DATA ENTRIES:

■ ■ ■

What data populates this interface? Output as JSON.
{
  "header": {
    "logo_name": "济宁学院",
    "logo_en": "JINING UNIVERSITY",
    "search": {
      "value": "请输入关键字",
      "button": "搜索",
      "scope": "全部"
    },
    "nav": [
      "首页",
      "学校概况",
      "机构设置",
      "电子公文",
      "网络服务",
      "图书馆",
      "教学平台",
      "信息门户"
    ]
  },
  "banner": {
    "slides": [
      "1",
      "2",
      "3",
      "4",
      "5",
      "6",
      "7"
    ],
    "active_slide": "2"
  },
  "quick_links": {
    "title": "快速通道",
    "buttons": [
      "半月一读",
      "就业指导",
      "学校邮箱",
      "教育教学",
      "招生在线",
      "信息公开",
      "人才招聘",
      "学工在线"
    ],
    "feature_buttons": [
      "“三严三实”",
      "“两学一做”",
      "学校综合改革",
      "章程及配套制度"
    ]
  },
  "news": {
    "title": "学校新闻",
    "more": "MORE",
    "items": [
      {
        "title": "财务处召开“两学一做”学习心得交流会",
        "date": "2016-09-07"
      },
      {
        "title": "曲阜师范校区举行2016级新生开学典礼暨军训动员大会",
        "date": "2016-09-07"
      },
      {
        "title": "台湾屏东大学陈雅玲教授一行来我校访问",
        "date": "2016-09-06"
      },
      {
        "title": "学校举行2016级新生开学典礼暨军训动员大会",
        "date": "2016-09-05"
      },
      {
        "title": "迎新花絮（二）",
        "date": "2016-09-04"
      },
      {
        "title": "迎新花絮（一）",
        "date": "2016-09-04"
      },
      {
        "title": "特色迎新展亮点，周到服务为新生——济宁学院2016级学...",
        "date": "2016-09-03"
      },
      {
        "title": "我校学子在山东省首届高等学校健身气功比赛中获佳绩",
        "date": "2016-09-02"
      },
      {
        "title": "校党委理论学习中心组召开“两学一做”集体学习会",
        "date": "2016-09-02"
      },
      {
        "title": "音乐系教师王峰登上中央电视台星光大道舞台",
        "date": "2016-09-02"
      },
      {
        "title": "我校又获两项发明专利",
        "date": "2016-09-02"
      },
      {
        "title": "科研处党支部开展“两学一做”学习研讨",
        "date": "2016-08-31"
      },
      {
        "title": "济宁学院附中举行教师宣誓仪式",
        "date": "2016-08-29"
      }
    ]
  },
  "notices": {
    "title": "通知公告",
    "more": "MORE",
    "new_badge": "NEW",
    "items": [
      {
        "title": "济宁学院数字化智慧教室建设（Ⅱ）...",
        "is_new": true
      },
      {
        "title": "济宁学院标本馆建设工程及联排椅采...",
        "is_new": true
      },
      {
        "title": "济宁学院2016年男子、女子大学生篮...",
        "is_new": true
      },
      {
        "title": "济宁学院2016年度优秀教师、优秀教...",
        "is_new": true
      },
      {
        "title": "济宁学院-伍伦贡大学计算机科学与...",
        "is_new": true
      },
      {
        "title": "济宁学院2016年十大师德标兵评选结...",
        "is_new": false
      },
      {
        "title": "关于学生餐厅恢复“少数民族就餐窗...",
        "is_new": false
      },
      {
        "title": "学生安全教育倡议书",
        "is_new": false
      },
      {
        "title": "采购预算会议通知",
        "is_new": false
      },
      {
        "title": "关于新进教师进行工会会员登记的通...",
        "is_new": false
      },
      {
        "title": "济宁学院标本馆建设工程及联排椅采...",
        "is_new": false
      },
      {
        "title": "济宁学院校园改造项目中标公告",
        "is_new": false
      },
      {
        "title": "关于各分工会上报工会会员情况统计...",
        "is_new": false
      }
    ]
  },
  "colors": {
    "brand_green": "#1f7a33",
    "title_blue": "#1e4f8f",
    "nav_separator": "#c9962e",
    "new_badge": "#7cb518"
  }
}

■ ■ ■

WORK INSTRUCTIONS: Write down the full listing again, exactly.

TASK RESPONSE:
What data populates this interface? Output as JSON.
{
  "header": {
    "logo_name": "济宁学院",
    "logo_en": "JINING UNIVERSITY",
    "search": {
      "value": "请输入关键字",
      "button": "搜索",
      "scope": "全部"
    },
    "nav": [
      "首页",
      "学校概况",
      "机构设置",
      "电子公文",
      "网络服务",
      "图书馆",
      "教学平台",
      "信息门户"
    ]
  },
  "banner": {
    "slides": [
      "1",
      "2",
      "3",
      "4",
      "5",
      "6",
      "7"
    ],
    "active_slide": "2"
  },
  "quick_links": {
    "title": "快速通道",
    "buttons": [
      "半月一读",
      "就业指导",
      "学校邮箱",
      "教育教学",
      "招生在线",
      "信息公开",
      "人才招聘",
      "学工在线"
    ],
    "feature_buttons": [
      "“三严三实”",
      "“两学一做”",
      "学校综合改革",
      "章程及配套制度"
    ]
  },
  "news": {
    "title": "学校新闻",
    "more": "MORE",
    "items": [
      {
        "title": "财务处召开“两学一做”学习心得交流会",
        "date": "2016-09-07"
      },
      {
        "title": "曲阜师范校区举行2016级新生开学典礼暨军训动员大会",
        "date": "2016-09-07"
      },
      {
        "title": "台湾屏东大学陈雅玲教授一行来我校访问",
        "date": "2016-09-06"
      },
      {
        "title": "学校举行2016级新生开学典礼暨军训动员大会",
        "date": "2016-09-05"
      },
      {
        "title": "迎新花絮（二）",
        "date": "2016-09-04"
      },
      {
        "title": "迎新花絮（一）",
        "date": "2016-09-04"
      },
      {
        "title": "特色迎新展亮点，周到服务为新生——济宁学院2016级学...",
        "date": "2016-09-03"
      },
      {
        "title": "我校学子在山东省首届高等学校健身气功比赛中获佳绩",
        "date": "2016-09-02"
      },
      {
        "title": "校党委理论学习中心组召开“两学一做”集体学习会",
        "date": "2016-09-02"
      },
      {
        "title": "音乐系教师王峰登上中央电视台星光大道舞台",
        "date": "2016-09-02"
      },
      {
        "title": "我校又获两项发明专利",
        "date": "2016-09-02"
      },
      {
        "title": "科研处党支部开展“两学一做”学习研讨",
        "date": "2016-08-31"
      },
      {
        "title": "济宁学院附中举行教师宣誓仪式",
        "date": "2016-08-29"
      }
    ]
  },
  "notices": {
    "title": "通知公告",
    "more": "MORE",
    "new_badge": "NEW",
    "items": [
      {
        "title": "济宁学院数字化智慧教室建设（Ⅱ）...",
        "is_new": true
      },
      {
        "title": "济宁学院标本馆建设工程及联排椅采...",
        "is_new": true
      },
      {
        "title": "济宁学院2016年男子、女子大学生篮...",
        "is_new": true
      },
      {
        "title": "济宁学院2016年度优秀教师、优秀教...",
        "is_new": true
      },
      {
        "title": "济宁学院-伍伦贡大学计算机科学与...",
        "is_new": true
      },
      {
        "title": "济宁学院2016年十大师德标兵评选结...",
        "is_new": false
      },
      {
        "title": "关于学生餐厅恢复“少数民族就餐窗...",
        "is_new": false
      },
      {
        "title": "学生安全教育倡议书",
        "is_new": false
      },
      {
        "title": "采购预算会议通知",
        "is_new": false
      },
      {
        "title": "关于新进教师进行工会会员登记的通...",
        "is_new": false
      },
      {
        "title": "济宁学院标本馆建设工程及联排椅采...",
        "is_new": false
      },
      {
        "title": "济宁学院校园改造项目中标公告",
        "is_new": false
      },
      {
        "title": "关于各分工会上报工会会员情况统计...",
        "is_new": false
      }
    ]
  },
  "colors": {
    "brand_green": "#1f7a33",
    "title_blue": "#1e4f8f",
    "nav_separator": "#c9962e",
    "new_badge": "#7cb518"
  }
}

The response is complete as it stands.